* Given task *
Every line of the material is to be repeated exactly as it stands.

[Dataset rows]
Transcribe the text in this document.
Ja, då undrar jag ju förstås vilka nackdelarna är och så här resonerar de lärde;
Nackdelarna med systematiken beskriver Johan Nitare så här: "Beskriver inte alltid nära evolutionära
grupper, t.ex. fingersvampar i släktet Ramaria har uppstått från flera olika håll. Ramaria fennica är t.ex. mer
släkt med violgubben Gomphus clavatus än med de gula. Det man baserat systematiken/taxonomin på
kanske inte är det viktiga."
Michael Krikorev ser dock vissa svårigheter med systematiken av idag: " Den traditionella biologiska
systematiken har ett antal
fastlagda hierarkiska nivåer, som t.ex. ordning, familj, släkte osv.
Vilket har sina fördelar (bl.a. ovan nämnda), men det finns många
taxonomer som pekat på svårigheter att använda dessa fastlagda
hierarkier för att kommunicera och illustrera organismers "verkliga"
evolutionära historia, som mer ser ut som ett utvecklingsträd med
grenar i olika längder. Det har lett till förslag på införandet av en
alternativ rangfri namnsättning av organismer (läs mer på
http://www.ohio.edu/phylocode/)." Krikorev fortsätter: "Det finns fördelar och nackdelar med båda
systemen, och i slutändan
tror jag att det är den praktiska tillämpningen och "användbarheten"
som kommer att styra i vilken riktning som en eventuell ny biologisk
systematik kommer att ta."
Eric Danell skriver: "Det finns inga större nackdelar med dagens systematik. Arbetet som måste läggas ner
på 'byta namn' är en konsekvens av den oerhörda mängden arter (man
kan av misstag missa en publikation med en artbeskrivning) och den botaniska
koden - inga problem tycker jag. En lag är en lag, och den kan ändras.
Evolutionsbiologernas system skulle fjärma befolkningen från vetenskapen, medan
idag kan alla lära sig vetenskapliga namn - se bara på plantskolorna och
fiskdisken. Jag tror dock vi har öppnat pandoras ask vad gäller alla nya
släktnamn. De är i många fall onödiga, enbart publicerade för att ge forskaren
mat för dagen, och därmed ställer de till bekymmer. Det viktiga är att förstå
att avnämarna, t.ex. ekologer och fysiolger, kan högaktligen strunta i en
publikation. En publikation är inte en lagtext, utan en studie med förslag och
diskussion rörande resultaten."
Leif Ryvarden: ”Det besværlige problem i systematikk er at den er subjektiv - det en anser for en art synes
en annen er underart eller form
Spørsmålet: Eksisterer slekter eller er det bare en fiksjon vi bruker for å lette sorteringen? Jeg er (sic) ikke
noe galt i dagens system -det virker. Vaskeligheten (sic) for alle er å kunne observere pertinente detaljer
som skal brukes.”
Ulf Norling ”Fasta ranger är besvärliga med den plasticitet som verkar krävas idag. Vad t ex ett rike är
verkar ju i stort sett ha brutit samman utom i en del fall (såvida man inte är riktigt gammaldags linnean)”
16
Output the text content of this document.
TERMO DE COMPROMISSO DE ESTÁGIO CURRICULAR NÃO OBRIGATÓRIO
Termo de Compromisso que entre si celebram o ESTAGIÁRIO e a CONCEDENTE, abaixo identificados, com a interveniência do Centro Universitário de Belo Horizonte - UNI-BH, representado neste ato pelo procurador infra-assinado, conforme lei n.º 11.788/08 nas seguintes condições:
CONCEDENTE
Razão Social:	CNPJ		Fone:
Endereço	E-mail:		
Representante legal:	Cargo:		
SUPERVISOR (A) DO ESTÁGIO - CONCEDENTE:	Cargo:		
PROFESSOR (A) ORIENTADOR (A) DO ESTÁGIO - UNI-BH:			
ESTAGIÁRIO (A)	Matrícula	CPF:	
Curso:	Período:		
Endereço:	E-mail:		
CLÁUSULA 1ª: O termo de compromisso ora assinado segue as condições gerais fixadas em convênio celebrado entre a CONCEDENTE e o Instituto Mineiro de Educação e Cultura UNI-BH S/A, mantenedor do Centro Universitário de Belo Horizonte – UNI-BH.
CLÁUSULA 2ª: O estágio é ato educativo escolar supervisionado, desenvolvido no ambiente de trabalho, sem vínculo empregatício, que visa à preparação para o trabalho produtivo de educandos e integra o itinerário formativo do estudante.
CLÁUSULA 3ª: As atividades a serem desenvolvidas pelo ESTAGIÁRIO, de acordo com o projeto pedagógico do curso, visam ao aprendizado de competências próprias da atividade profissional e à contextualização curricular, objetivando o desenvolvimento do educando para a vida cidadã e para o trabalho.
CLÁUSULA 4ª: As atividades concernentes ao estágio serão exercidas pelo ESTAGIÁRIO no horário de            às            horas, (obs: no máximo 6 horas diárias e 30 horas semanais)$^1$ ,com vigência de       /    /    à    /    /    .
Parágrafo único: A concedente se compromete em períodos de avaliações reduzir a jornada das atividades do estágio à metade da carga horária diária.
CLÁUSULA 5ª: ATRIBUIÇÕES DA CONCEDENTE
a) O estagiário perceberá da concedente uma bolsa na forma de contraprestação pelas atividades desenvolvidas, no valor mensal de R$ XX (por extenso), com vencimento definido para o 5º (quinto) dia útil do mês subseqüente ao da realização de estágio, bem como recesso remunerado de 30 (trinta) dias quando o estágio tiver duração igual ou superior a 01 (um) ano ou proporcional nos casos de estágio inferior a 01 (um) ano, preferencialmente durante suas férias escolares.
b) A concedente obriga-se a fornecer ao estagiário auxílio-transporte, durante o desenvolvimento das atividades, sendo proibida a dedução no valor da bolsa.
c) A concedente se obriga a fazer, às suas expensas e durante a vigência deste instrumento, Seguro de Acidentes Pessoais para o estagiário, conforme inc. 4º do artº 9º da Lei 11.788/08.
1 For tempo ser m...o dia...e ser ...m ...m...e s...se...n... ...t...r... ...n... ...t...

* Written answer *
Transcribe the text in this document.
Ja, då undrar jag ju förstås vilka nackdelarna är och så här resonerar de lärde;
Nackdelarna med systematiken beskriver Johan Nitare så här: "Beskriver inte alltid nära evolutionära
grupper, t.ex. fingersvampar i släktet Ramaria har uppstått från flera olika håll. Ramaria fennica är t.ex. mer
släkt med violgubben Gomphus clavatus än med de gula. Det man baserat systematiken/taxonomin på
kanske inte är det viktiga."
Michael Krikorev ser dock vissa svårigheter med systematiken av idag: " Den traditionella biologiska
systematiken har ett antal
fastlagda hierarkiska nivåer, som t.ex. ordning, familj, släkte osv.
Vilket har sina fördelar (bl.a. ovan nämnda), men det finns många
taxonomer som pekat på svårigheter att använda dessa fastlagda
hierarkier för att kommunicera och illustrera organismers "verkliga"
evolutionära historia, som mer ser ut som ett utvecklingsträd med
grenar i olika längder. Det har lett till förslag på införandet av en
alternativ rangfri namnsättning av organismer (läs mer på
http://www.ohio.edu/phylocode/)." Krikorev fortsätter: "Det finns fördelar och nackdelar med båda
systemen, och i slutändan
tror jag att det är den praktiska tillämpningen och "användbarheten"
som kommer att styra i vilken riktning som en eventuell ny biologisk
systematik kommer att ta."
Eric Danell skriver: "Det finns inga större nackdelar med dagens systematik. Arbetet som måste läggas ner
på 'byta namn' är en konsekvens av den oerhörda mängden arter (man
kan av misstag missa en publikation med en artbeskrivning) och den botaniska
koden - inga problem tycker jag. En lag är en lag, och den kan ändras.
Evolutionsbiologernas system skulle fjärma befolkningen från vetenskapen, medan
idag kan alla lära sig vetenskapliga namn - se bara på plantskolorna och
fiskdisken. Jag tror dock vi har öppnat pandoras ask vad gäller alla nya
släktnamn. De är i många fall onödiga, enbart publicerade för att ge forskaren
mat för dagen, och därmed ställer de till bekymmer. Det viktiga är att förstå
att avnämarna, t.ex. ekologer och fysiolger, kan högaktligen strunta i en
publikation. En publikation är inte en lagtext, utan en studie med förslag och
diskussion rörande resultaten."
Leif Ryvarden: ”Det besværlige problem i systematikk er at den er subjektiv - det en anser for en art synes
en annen er underart eller form
Spørsmålet: Eksisterer slekter eller er det bare en fiksjon vi bruker for å lette sorteringen? Jeg er (sic) ikke
noe galt i dagens system -det virker. Vaskeligheten (sic) for alle er å kunne observere pertinente detaljer
som skal brukes.”
Ulf Norling ”Fasta ranger är besvärliga med den plasticitet som verkar krävas idag. Vad t ex ett rike är
verkar ju i stort sett ha brutit samman utom i en del fall (såvida man inte är riktigt gammaldags linnean)”
16
Output the text content of this document.
TERMO DE COMPROMISSO DE ESTÁGIO CURRICULAR NÃO OBRIGATÓRIO
Termo de Compromisso que entre si celebram o ESTAGIÁRIO e a CONCEDENTE, abaixo identificados, com a interveniência do Centro Universitário de Belo Horizonte - UNI-BH, representado neste ato pelo procurador infra-assinado, conforme lei n.º 11.788/08 nas seguintes condições:
CONCEDENTE
Razão Social:	CNPJ		Fone:
Endereço	E-mail:		
Representante legal:	Cargo:		
SUPERVISOR (A) DO ESTÁGIO - CONCEDENTE:	Cargo:		
PROFESSOR (A) ORIENTADOR (A) DO ESTÁGIO - UNI-BH:			
ESTAGIÁRIO (A)	Matrícula	CPF:	
Curso:	Período:		
Endereço:	E-mail:		
CLÁUSULA 1ª: O termo de compromisso ora assinado segue as condições gerais fixadas em convênio celebrado entre a CONCEDENTE e o Instituto Mineiro de Educação e Cultura UNI-BH S/A, mantenedor do Centro Universitário de Belo Horizonte – UNI-BH.
CLÁUSULA 2ª: O estágio é ato educativo escolar supervisionado, desenvolvido no ambiente de trabalho, sem vínculo empregatício, que visa à preparação para o trabalho produtivo de educandos e integra o itinerário formativo do estudante.
CLÁUSULA 3ª: As atividades a serem desenvolvidas pelo ESTAGIÁRIO, de acordo com o projeto pedagógico do curso, visam ao aprendizado de competências próprias da atividade profissional e à contextualização curricular, objetivando o desenvolvimento do educando para a vida cidadã e para o trabalho.
CLÁUSULA 4ª: As atividades concernentes ao estágio serão exercidas pelo ESTAGIÁRIO no horário de            às            horas, (obs: no máximo 6 horas diárias e 30 horas semanais)$^1$ ,com vigência de       /    /    à    /    /    .
Parágrafo único: A concedente se compromete em períodos de avaliações reduzir a jornada das atividades do estágio à metade da carga horária diária.
CLÁUSULA 5ª: ATRIBUIÇÕES DA CONCEDENTE
a) O estagiário perceberá da concedente uma bolsa na forma de contraprestação pelas atividades desenvolvidas, no valor mensal de R$ XX (por extenso), com vencimento definido para o 5º (quinto) dia útil do mês subseqüente ao da realização de estágio, bem como recesso remunerado de 30 (trinta) dias quando o estágio tiver duração igual ou superior a 01 (um) ano ou proporcional nos casos de estágio inferior a 01 (um) ano, preferencialmente durante suas férias escolares.
b) A concedente obriga-se a fornecer ao estagiário auxílio-transporte, durante o desenvolvimento das atividades, sendo proibida a dedução no valor da bolsa.
c) A concedente se obriga a fazer, às suas expensas e durante a vigência deste instrumento, Seguro de Acidentes Pessoais para o estagiário, conforme inc. 4º do artº 9º da Lei 11.788/08.
1 For tempo ser m...o dia...e ser ...m ...m...e s...se...n... ...t...r... ...n... ...t...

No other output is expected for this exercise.